**** DATA SUPPLIED ****

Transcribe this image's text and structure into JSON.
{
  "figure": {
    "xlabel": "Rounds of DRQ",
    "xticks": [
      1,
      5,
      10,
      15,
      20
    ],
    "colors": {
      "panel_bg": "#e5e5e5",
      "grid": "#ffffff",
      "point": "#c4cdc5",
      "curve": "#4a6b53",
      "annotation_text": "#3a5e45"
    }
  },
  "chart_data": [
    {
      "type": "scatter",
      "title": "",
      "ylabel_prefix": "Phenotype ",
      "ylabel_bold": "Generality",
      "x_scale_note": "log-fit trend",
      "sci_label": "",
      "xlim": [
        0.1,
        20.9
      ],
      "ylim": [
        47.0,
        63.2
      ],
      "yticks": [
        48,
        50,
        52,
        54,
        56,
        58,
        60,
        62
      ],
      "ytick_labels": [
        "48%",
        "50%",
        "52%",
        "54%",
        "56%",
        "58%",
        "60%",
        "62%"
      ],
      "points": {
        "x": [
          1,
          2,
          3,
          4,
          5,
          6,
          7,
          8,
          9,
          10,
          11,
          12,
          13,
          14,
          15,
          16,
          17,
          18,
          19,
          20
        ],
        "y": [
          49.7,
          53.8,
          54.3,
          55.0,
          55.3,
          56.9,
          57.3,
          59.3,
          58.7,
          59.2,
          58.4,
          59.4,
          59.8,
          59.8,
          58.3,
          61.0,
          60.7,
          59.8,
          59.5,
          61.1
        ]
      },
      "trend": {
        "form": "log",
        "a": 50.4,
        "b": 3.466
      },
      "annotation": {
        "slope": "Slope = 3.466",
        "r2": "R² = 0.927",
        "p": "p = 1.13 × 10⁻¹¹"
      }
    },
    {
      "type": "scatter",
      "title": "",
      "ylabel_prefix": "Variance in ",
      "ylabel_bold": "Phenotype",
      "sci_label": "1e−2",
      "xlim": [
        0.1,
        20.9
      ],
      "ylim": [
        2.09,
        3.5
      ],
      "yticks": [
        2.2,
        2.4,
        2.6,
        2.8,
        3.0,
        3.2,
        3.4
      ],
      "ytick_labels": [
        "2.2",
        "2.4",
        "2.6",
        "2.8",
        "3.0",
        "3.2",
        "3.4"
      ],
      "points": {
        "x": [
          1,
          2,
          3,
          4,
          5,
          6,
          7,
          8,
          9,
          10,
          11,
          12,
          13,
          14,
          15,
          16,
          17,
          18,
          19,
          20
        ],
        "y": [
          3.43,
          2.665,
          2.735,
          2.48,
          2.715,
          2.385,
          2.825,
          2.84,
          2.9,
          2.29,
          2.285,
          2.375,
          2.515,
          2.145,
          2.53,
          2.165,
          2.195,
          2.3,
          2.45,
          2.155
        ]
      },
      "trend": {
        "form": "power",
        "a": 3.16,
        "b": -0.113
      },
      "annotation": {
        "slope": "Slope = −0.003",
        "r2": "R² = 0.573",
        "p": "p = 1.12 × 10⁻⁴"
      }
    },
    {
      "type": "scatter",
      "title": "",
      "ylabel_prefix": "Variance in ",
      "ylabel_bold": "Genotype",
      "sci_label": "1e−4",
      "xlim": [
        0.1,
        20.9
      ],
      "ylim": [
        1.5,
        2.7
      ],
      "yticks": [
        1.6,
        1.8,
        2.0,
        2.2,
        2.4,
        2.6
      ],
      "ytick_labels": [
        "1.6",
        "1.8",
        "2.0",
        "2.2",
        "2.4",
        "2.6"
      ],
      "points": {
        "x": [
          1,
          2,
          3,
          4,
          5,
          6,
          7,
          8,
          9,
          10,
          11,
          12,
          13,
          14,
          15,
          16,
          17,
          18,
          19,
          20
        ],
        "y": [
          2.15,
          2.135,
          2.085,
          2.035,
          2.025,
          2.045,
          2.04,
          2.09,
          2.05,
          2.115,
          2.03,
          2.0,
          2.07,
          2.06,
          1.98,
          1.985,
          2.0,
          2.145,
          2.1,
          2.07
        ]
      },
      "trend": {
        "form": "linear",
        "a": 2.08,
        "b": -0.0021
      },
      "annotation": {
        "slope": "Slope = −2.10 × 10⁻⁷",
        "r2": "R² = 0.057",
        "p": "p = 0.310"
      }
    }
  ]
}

****

> [GOAL]:
Reproduce the records above exactly.

> [RIGHT ANSWER]:
Transcribe this image's text and structure into JSON.
{
  "figure": {
    "xlabel": "Rounds of DRQ",
    "xticks": [
      1,
      5,
      10,
      15,
      20
    ],
    "colors": {
      "panel_bg": "#e5e5e5",
      "grid": "#ffffff",
      "point": "#c4cdc5",
      "curve": "#4a6b53",
      "annotation_text": "#3a5e45"
    }
  },
  "chart_data": [
    {
      "type": "scatter",
      "title": "",
      "ylabel_prefix": "Phenotype ",
      "ylabel_bold": "Generality",
      "x_scale_note": "log-fit trend",
      "sci_label": "",
      "xlim": [
        0.1,
        20.9
      ],
      "ylim": [
        47.0,
        63.2
      ],
      "yticks": [
        48,
        50,
        52,
        54,
        56,
        58,
        60,
        62
      ],
      "ytick_labels": [
        "48%",
        "50%",
        "52%",
        "54%",
        "56%",
        "58%",
        "60%",
        "62%"
      ],
      "points": {
        "x": [
          1,
          2,
          3,
          4,
          5,
          6,
          7,
          8,
          9,
          10,
          11,
          12,
          13,
          14,
          15,
          16,
          17,
          18,
          19,
          20
        ],
        "y": [
          49.7,
          53.8,
          54.3,
          55.0,
          55.3,
          56.9,
          57.3,
          59.3,
          58.7,
          59.2,
          58.4,
          59.4,
          59.8,
          59.8,
          58.3,
          61.0,
          60.7,
          59.8,
          59.5,
          61.1
        ]
      },
      "trend": {
        "form": "log",
        "a": 50.4,
        "b": 3.466
      },
      "annotation": {
        "slope": "Slope = 3.466",
        "r2": "R² = 0.927",
        "p": "p = 1.13 × 10⁻¹¹"
      }
    },
    {
      "type": "scatter",
      "title": "",
      "ylabel_prefix": "Variance in ",
      "ylabel_bold": "Phenotype",
      "sci_label": "1e−2",
      "xlim": [
        0.1,
        20.9
      ],
      "ylim": [
        2.09,
        3.5
      ],
      "yticks": [
        2.2,
        2.4,
        2.6,
        2.8,
        3.0,
        3.2,
        3.4
      ],
      "ytick_labels": [
        "2.2",
        "2.4",
        "2.6",
        "2.8",
        "3.0",
        "3.2",
        "3.4"
      ],
      "points": {
        "x": [
          1,
          2,
          3,
          4,
          5,
          6,
          7,
          8,
          9,
          10,
          11,
          12,
          13,
          14,
          15,
          16,
          17,
          18,
          19,
          20
        ],
        "y": [
          3.43,
          2.665,
          2.735,
          2.48,
          2.715,
          2.385,
          2.825,
          2.84,
          2.9,
          2.29,
          2.285,
          2.375,
          2.515,
          2.145,
          2.53,
          2.165,
          2.195,
          2.3,
          2.45,
          2.155
        ]
      },
      "trend": {
        "form": "power",
        "a": 3.16,
        "b": -0.113
      },
      "annotation": {
        "slope": "Slope = −0.003",
        "r2": "R² = 0.573",
        "p": "p = 1.12 × 10⁻⁴"
      }
    },
    {
      "type": "scatter",
      "title": "",
      "ylabel_prefix": "Variance in ",
      "ylabel_bold": "Genotype",
      "sci_label": "1e−4",
      "xlim": [
        0.1,
        20.9
      ],
      "ylim": [
        1.5,
        2.7
      ],
      "yticks": [
        1.6,
        1.8,
        2.0,
        2.2,
        2.4,
        2.6
      ],
      "ytick_labels": [
        "1.6",
        "1.8",
        "2.0",
        "2.2",
        "2.4",
        "2.6"
      ],
      "points": {
        "x": [
          1,
          2,
          3,
          4,
          5,
          6,
          7,
          8,
          9,
          10,
          11,
          12,
          13,
          14,
          15,
          16,
          17,
          18,
          19,
          20
        ],
        "y": [
          2.15,
          2.135,
          2.085,
          2.035,
          2.025,
          2.045,
          2.04,
          2.09,
          2.05,
          2.115,
          2.03,
          2.0,
          2.07,
          2.06,
          1.98,
          1.985,
          2.0,
          2.145,
          2.1,
          2.07
        ]
      },
      "trend": {
        "form": "linear",
        "a": 2.08,
        "b": -0.0021
      },
      "annotation": {
        "slope": "Slope = −2.10 × 10⁻⁷",
        "r2": "R² = 0.057",
        "p": "p = 0.310"
      }
    }
  ]
}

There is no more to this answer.